Records provided:
>> BEGIN

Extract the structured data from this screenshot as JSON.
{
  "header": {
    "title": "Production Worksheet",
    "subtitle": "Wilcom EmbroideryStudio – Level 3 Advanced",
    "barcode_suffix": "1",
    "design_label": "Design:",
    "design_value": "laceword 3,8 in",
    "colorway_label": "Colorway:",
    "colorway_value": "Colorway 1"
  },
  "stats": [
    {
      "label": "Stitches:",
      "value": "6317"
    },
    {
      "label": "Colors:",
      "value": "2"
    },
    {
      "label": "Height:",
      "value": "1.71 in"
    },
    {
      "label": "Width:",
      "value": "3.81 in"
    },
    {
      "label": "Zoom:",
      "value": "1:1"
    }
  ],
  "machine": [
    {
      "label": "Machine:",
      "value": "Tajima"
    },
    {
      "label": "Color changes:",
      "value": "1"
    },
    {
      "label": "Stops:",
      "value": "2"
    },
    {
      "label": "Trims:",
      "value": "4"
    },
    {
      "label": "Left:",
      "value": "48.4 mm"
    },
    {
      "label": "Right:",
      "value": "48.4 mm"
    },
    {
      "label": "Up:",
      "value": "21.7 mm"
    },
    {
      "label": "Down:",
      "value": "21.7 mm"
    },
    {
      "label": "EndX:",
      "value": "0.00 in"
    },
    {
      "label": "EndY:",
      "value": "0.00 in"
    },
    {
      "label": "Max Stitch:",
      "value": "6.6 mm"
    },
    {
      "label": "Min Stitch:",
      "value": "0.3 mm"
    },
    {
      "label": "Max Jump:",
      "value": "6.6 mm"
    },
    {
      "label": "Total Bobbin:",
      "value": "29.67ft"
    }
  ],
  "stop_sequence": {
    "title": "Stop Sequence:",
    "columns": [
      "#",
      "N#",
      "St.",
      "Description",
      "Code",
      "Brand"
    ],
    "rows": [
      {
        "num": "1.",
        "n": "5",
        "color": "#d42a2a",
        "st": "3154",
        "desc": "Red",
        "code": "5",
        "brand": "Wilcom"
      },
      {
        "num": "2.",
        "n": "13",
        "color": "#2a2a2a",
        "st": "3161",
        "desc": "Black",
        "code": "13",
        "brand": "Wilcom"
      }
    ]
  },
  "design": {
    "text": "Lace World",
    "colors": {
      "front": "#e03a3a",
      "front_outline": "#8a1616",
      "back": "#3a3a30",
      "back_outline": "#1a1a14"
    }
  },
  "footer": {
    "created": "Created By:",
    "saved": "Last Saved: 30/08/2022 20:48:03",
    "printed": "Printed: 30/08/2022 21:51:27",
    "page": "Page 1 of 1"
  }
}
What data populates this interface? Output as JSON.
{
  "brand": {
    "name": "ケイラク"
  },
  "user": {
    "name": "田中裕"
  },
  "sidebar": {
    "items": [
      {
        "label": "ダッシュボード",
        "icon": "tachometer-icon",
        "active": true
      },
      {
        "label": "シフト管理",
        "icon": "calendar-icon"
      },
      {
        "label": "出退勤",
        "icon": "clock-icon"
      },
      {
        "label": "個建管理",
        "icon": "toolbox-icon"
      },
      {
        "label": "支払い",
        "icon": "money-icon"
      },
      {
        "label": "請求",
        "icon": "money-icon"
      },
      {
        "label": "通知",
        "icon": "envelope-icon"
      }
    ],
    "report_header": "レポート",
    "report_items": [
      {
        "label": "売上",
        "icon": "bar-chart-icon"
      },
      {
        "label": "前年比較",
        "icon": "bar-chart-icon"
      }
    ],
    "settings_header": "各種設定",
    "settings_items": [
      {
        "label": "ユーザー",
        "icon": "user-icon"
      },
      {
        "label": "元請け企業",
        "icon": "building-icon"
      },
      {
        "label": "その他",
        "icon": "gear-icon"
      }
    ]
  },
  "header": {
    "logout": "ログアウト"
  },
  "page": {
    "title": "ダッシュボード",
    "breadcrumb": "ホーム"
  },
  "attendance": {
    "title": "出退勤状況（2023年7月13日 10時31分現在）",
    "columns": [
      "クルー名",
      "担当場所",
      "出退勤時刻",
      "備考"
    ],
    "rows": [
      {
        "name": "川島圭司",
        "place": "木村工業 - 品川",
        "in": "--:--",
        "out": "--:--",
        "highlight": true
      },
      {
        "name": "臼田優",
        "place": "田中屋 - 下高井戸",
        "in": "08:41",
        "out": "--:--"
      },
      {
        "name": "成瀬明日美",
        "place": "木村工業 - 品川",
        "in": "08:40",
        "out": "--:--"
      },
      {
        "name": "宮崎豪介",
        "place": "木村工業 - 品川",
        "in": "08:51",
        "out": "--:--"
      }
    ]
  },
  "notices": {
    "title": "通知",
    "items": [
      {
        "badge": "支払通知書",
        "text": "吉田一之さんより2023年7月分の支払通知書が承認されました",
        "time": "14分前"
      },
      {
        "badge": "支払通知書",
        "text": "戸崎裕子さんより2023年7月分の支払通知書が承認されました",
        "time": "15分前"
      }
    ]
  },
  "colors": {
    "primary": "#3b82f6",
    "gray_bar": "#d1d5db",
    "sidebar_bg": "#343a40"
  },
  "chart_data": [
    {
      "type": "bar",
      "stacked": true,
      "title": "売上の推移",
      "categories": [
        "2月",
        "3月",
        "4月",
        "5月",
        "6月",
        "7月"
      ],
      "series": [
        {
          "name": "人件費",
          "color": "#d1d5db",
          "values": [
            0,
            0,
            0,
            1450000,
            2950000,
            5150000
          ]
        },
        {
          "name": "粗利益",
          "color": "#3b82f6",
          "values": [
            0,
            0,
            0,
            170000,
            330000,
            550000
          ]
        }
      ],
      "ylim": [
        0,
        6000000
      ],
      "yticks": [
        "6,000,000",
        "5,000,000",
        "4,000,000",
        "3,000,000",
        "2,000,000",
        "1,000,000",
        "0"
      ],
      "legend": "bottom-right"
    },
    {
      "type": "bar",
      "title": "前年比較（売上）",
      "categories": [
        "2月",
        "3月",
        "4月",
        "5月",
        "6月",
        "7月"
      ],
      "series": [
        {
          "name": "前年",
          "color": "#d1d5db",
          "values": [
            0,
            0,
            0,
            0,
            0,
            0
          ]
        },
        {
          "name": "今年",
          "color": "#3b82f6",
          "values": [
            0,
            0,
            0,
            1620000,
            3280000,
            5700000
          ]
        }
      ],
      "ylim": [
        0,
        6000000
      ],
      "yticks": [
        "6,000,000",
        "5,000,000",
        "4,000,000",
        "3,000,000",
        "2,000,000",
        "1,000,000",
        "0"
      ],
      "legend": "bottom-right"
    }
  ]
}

>> END

Using the data above, return each line exactly as written.

Final result:
Extract the structured data from this screenshot as JSON.
{
  "header": {
    "title": "Production Worksheet",
    "subtitle": "Wilcom EmbroideryStudio – Level 3 Advanced",
    "barcode_suffix": "1",
    "design_label": "Design:",
    "design_value": "laceword 3,8 in",
    "colorway_label": "Colorway:",
    "colorway_value": "Colorway 1"
  },
  "stats": [
    {
      "label": "Stitches:",
      "value": "6317"
    },
    {
      "label": "Colors:",
      "value": "2"
    },
    {
      "label": "Height:",
      "value": "1.71 in"
    },
    {
      "label": "Width:",
      "value": "3.81 in"
    },
    {
      "label": "Zoom:",
      "value": "1:1"
    }
  ],
  "machine": [
    {
      "label": "Machine:",
      "value": "Tajima"
    },
    {
      "label": "Color changes:",
      "value": "1"
    },
    {
      "label": "Stops:",
      "value": "2"
    },
    {
      "label": "Trims:",
      "value": "4"
    },
    {
      "label": "Left:",
      "value": "48.4 mm"
    },
    {
      "label": "Right:",
      "value": "48.4 mm"
    },
    {
      "label": "Up:",
      "value": "21.7 mm"
    },
    {
      "label": "Down:",
      "value": "21.7 mm"
    },
    {
      "label": "EndX:",
      "value": "0.00 in"
    },
    {
      "label": "EndY:",
      "value": "0.00 in"
    },
    {
      "label": "Max Stitch:",
      "value": "6.6 mm"
    },
    {
      "label": "Min Stitch:",
      "value": "0.3 mm"
    },
    {
      "label": "Max Jump:",
      "value": "6.6 mm"
    },
    {
      "label": "Total Bobbin:",
      "value": "29.67ft"
    }
  ],
  "stop_sequence": {
    "title": "Stop Sequence:",
    "columns": [
      "#",
      "N#",
      "St.",
      "Description",
      "Code",
      "Brand"
    ],
    "rows": [
      {
        "num": "1.",
        "n": "5",
        "color": "#d42a2a",
        "st": "3154",
        "desc": "Red",
        "code": "5",
        "brand": "Wilcom"
      },
      {
        "num": "2.",
        "n": "13",
        "color": "#2a2a2a",
        "st": "3161",
        "desc": "Black",
        "code": "13",
        "brand": "Wilcom"
      }
    ]
  },
  "design": {
    "text": "Lace World",
    "colors": {
      "front": "#e03a3a",
      "front_outline": "#8a1616",
      "back": "#3a3a30",
      "back_outline": "#1a1a14"
    }
  },
  "footer": {
    "created": "Created By:",
    "saved": "Last Saved: 30/08/2022 20:48:03",
    "printed": "Printed: 30/08/2022 21:51:27",
    "page": "Page 1 of 1"
  }
}
What data populates this interface? Output as JSON.
{
  "brand": {
    "name": "ケイラク"
  },
  "user": {
    "name": "田中裕"
  },
  "sidebar": {
    "items": [
      {
        "label": "ダッシュボード",
        "icon": "tachometer-icon",
        "active": true
      },
      {
        "label": "シフト管理",
        "icon": "calendar-icon"
      },
      {
        "label": "出退勤",
        "icon": "clock-icon"
      },
      {
        "label": "個建管理",
        "icon": "toolbox-icon"
      },
      {
        "label": "支払い",
        "icon": "money-icon"
      },
      {
        "label": "請求",
        "icon": "money-icon"
      },
      {
        "label": "通知",
        "icon": "envelope-icon"
      }
    ],
    "report_header": "レポート",
    "report_items": [
      {
        "label": "売上",
        "icon": "bar-chart-icon"
      },
      {
        "label": "前年比較",
        "icon": "bar-chart-icon"
      }
    ],
    "settings_header": "各種設定",
    "settings_items": [
      {
        "label": "ユーザー",
        "icon": "user-icon"
      },
      {
        "label": "元請け企業",
        "icon": "building-icon"
      },
      {
        "label": "その他",
        "icon": "gear-icon"
      }
    ]
  },
  "header": {
    "logout": "ログアウト"
  },
  "page": {
    "title": "ダッシュボード",
    "breadcrumb": "ホーム"
  },
  "attendance": {
    "title": "出退勤状況（2023年7月13日 10時31分現在）",
    "columns": [
      "クルー名",
      "担当場所",
      "出退勤時刻",
      "備考"
    ],
    "rows": [
      {
        "name": "川島圭司",
        "place": "木村工業 - 品川",
        "in": "--:--",
        "out": "--:--",
        "highlight": true
      },
      {
        "name": "臼田優",
        "place": "田中屋 - 下高井戸",
        "in": "08:41",
        "out": "--:--"
      },
      {
        "name": "成瀬明日美",
        "place": "木村工業 - 品川",
        "in": "08:40",
        "out": "--:--"
      },
      {
        "name": "宮崎豪介",
        "place": "木村工業 - 品川",
        "in": "08:51",
        "out": "--:--"
      }
    ]
  },
  "notices": {
    "title": "通知",
    "items": [
      {
        "badge": "支払通知書",
        "text": "吉田一之さんより2023年7月分の支払通知書が承認されました",
        "time": "14分前"
      },
      {
        "badge": "支払通知書",
        "text": "戸崎裕子さんより2023年7月分の支払通知書が承認されました",
        "time": "15分前"
      }
    ]
  },
  "colors": {
    "primary": "#3b82f6",
    "gray_bar": "#d1d5db",
    "sidebar_bg": "#343a40"
  },
  "chart_data": [
    {
      "type": "bar",
      "stacked": true,
      "title": "売上の推移",
      "categories": [
        "2月",
        "3月",
        "4月",
        "5月",
        "6月",
        "7月"
      ],
      "series": [
        {
          "name": "人件費",
          "color": "#d1d5db",
          "values": [
            0,
            0,
            0,
            1450000,
            2950000,
            5150000
          ]
        },
        {
          "name": "粗利益",
          "color": "#3b82f6",
          "values": [
            0,
            0,
            0,
            170000,
            330000,
            550000
          ]
        }
      ],
      "ylim": [
        0,
        6000000
      ],
      "yticks": [
        "6,000,000",
        "5,000,000",
        "4,000,000",
        "3,000,000",
        "2,000,000",
        "1,000,000",
        "0"
      ],
      "legend": "bottom-right"
    },
    {
      "type": "bar",
      "title": "前年比較（売上）",
      "categories": [
        "2月",
        "3月",
        "4月",
        "5月",
        "6月",
        "7月"
      ],
      "series": [
        {
          "name": "前年",
          "color": "#d1d5db",
          "values": [
            0,
            0,
            0,
            0,
            0,
            0
          ]
        },
        {
          "name": "今年",
          "color": "#3b82f6",
          "values": [
            0,
            0,
            0,
            1620000,
            3280000,
            5700000
          ]
        }
      ],
      "ylim": [
        0,
        6000000
      ],
      "yticks": [
        "6,000,000",
        "5,000,000",
        "4,000,000",
        "3,000,000",
        "2,000,000",
        "1,000,000",
        "0"
      ],
      "legend": "bottom-right"
    }
  ]
}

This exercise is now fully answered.